▶ [TASK GOAL]: Select lines where the word "using" appears.

==== SUPPLIED DATA ====

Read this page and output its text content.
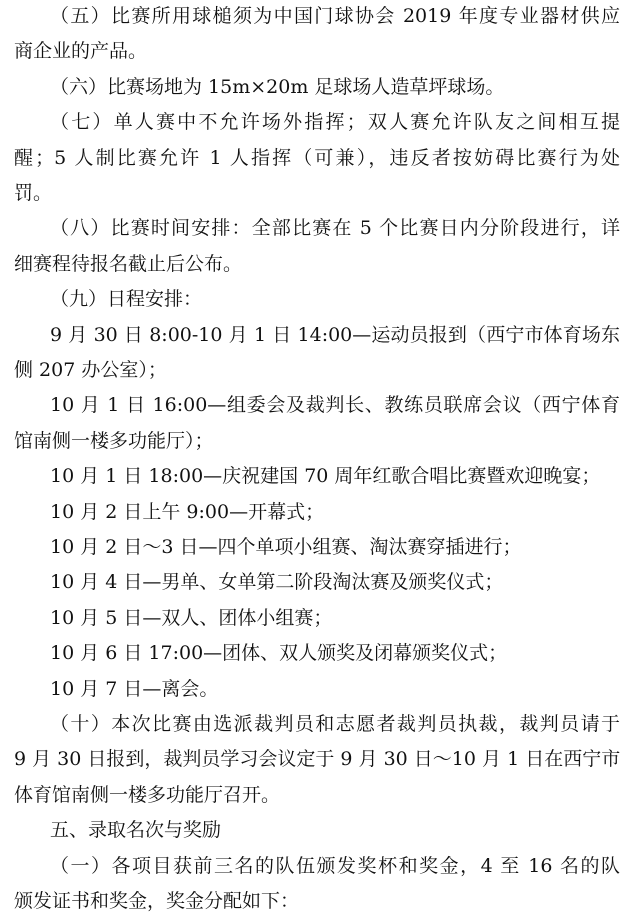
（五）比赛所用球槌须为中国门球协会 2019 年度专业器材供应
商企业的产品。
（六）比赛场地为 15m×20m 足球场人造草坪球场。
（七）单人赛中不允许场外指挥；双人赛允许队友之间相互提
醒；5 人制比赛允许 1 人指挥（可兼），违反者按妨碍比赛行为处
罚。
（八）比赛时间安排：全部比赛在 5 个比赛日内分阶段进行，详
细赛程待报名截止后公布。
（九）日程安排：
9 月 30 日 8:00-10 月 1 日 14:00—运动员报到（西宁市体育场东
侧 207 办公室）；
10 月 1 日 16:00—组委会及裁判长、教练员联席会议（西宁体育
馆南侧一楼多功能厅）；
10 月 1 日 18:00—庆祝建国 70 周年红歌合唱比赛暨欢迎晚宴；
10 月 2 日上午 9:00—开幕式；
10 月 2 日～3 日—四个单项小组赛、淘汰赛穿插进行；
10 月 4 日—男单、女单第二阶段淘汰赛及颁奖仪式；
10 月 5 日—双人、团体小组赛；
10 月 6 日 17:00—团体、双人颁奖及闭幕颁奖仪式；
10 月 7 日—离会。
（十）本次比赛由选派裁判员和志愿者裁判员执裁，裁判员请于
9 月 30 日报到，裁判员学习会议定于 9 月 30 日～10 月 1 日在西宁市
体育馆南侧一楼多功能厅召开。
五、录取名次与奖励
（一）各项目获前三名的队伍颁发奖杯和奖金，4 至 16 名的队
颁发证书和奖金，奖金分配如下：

====
==== SUPPLIED DATA ====

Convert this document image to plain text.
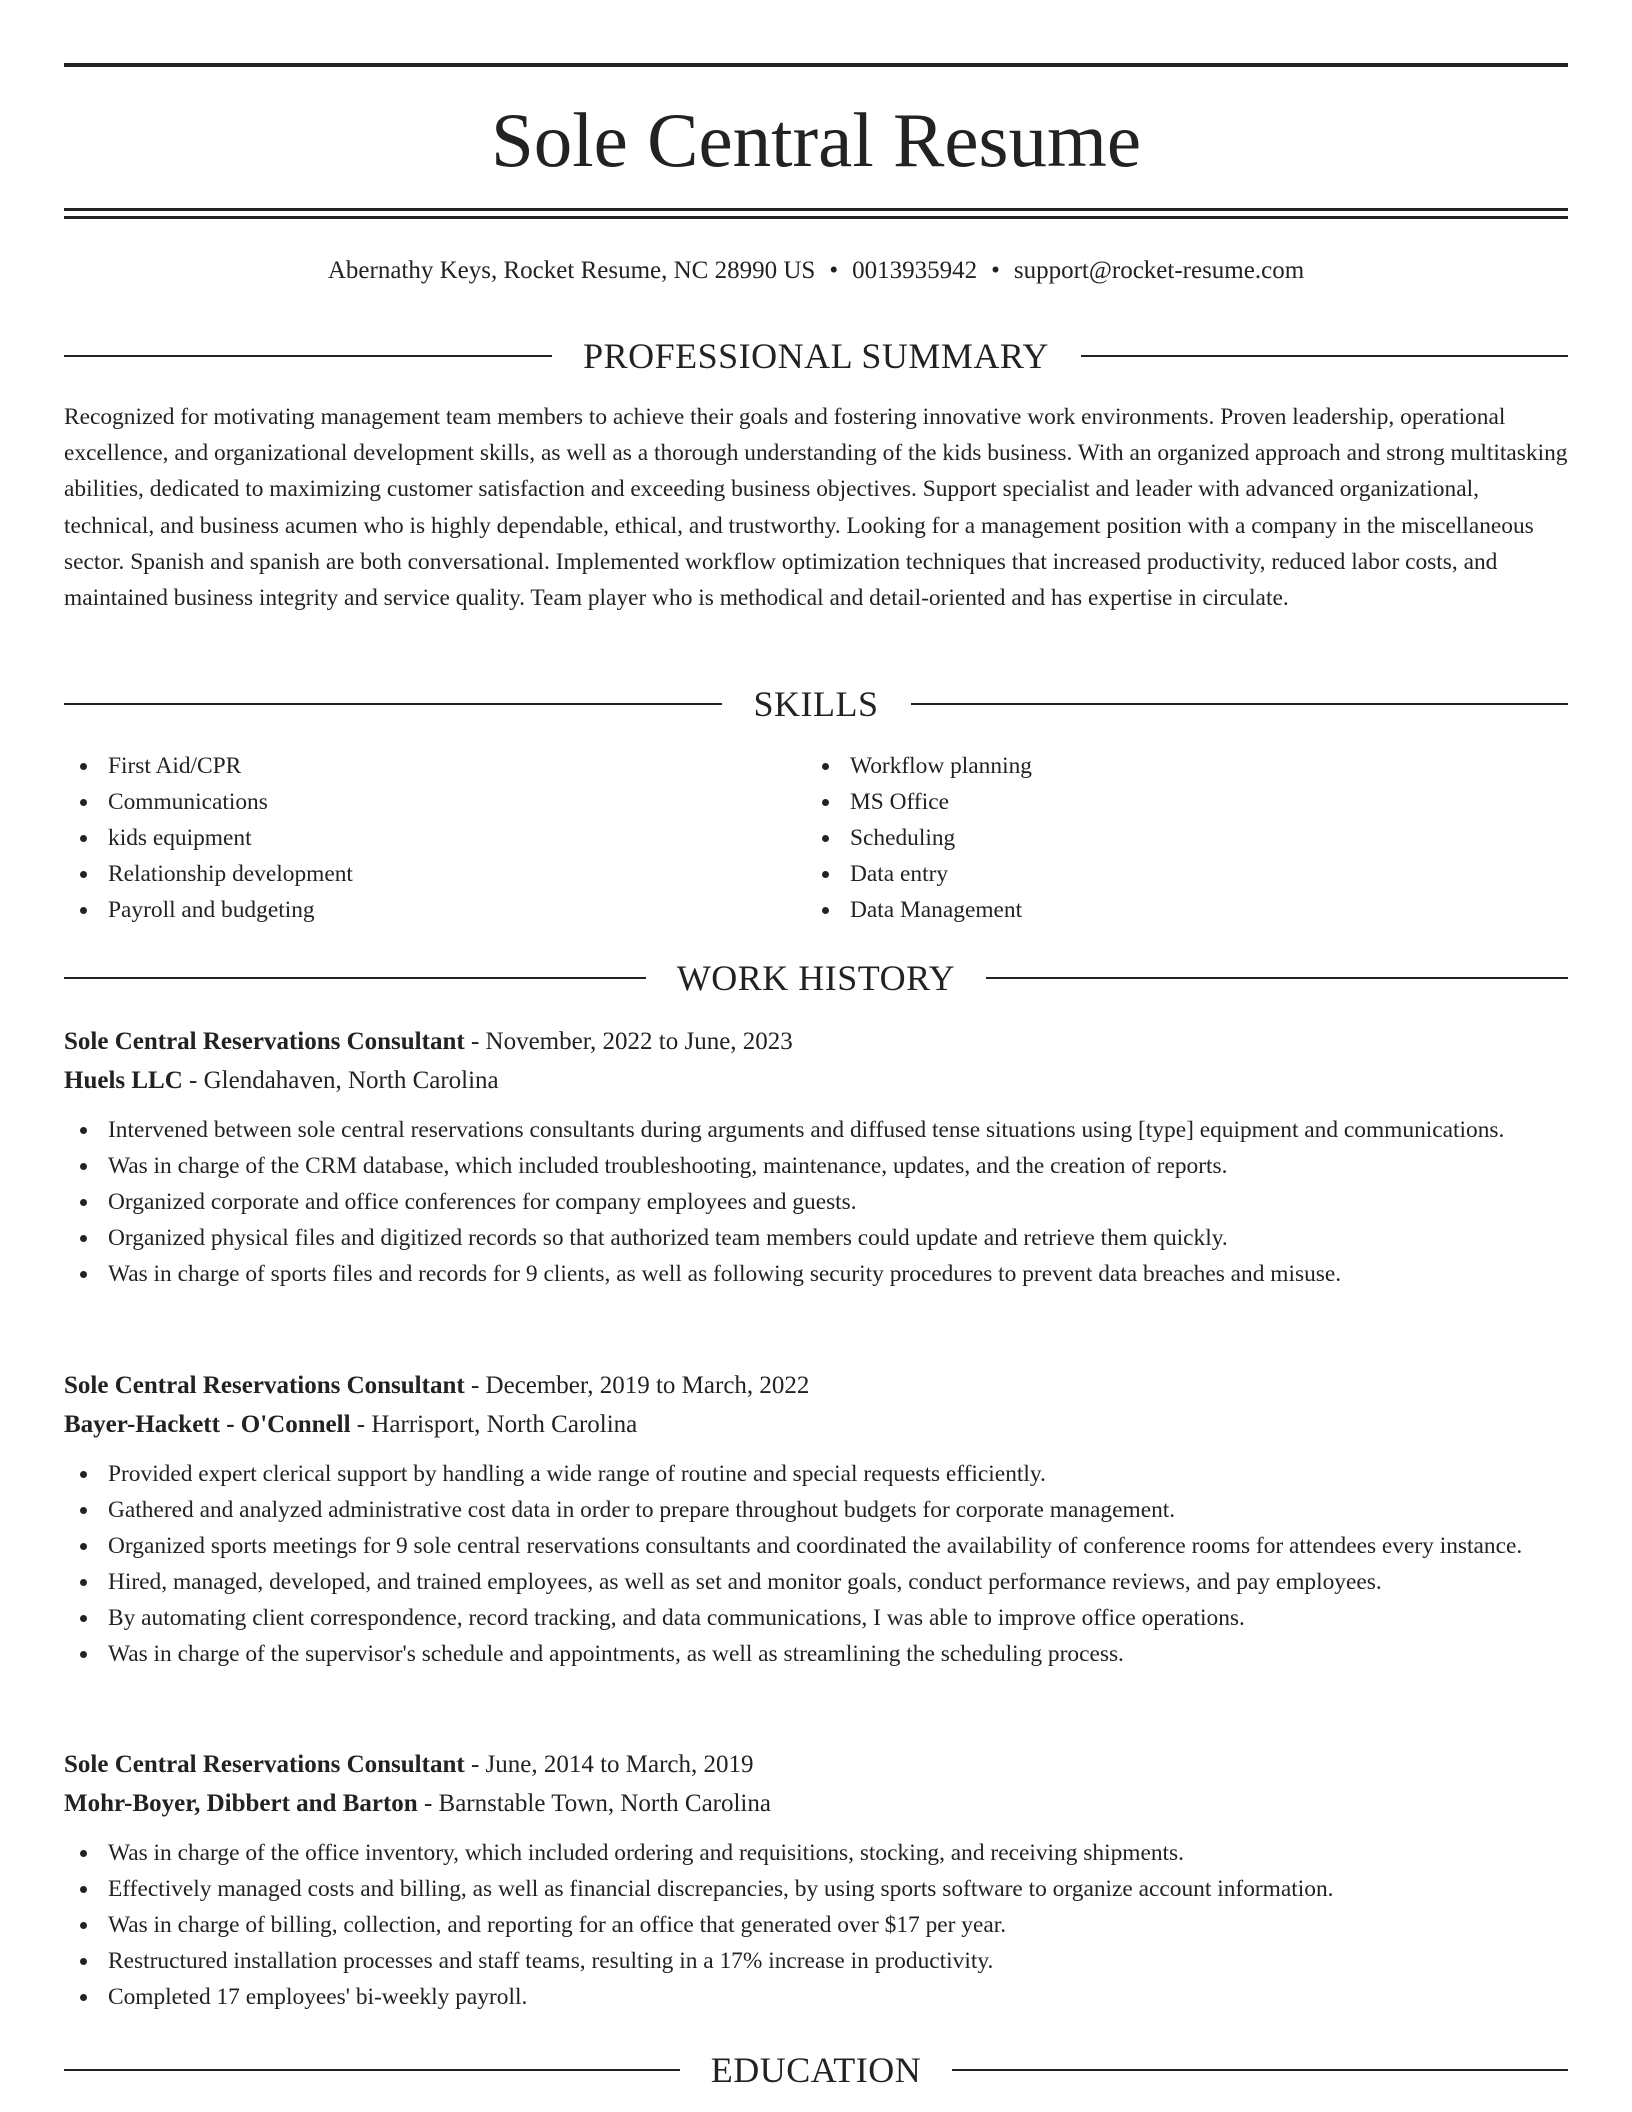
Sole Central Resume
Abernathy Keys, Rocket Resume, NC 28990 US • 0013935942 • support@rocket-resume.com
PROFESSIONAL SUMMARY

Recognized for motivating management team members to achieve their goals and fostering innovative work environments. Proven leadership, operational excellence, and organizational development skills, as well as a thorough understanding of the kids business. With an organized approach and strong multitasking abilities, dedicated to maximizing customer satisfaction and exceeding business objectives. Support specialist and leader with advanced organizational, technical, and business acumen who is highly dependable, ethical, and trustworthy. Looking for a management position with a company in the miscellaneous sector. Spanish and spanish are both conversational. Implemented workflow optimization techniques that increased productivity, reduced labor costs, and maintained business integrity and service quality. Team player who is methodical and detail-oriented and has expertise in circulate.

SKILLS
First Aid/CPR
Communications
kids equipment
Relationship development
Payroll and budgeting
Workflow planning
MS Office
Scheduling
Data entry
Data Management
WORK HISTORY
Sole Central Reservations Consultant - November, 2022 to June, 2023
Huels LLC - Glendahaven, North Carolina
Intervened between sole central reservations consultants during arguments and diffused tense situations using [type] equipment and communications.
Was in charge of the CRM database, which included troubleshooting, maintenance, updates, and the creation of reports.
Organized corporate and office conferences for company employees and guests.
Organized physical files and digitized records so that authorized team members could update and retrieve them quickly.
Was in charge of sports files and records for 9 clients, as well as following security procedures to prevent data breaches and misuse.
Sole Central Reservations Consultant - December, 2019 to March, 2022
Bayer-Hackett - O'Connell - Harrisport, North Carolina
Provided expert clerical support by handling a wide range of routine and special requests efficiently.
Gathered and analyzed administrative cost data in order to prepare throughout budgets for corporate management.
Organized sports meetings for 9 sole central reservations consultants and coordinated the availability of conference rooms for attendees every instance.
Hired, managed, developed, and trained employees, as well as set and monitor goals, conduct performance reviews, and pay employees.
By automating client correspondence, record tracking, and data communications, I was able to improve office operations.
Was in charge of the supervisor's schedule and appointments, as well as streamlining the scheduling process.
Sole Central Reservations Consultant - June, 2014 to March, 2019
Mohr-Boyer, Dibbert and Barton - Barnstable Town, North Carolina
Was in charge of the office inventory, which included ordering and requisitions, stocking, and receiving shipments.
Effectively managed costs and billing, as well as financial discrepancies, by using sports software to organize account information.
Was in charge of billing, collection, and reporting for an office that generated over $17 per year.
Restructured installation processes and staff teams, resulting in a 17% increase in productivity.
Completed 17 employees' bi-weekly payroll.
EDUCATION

====

▶ [THE REPLY]:
Intervened between sole central reservations consultants during arguments and diffused tense situations using [type] equipment and communications.
Effectively managed costs and billing, as well as financial discrepancies, by using sports software to organize account information.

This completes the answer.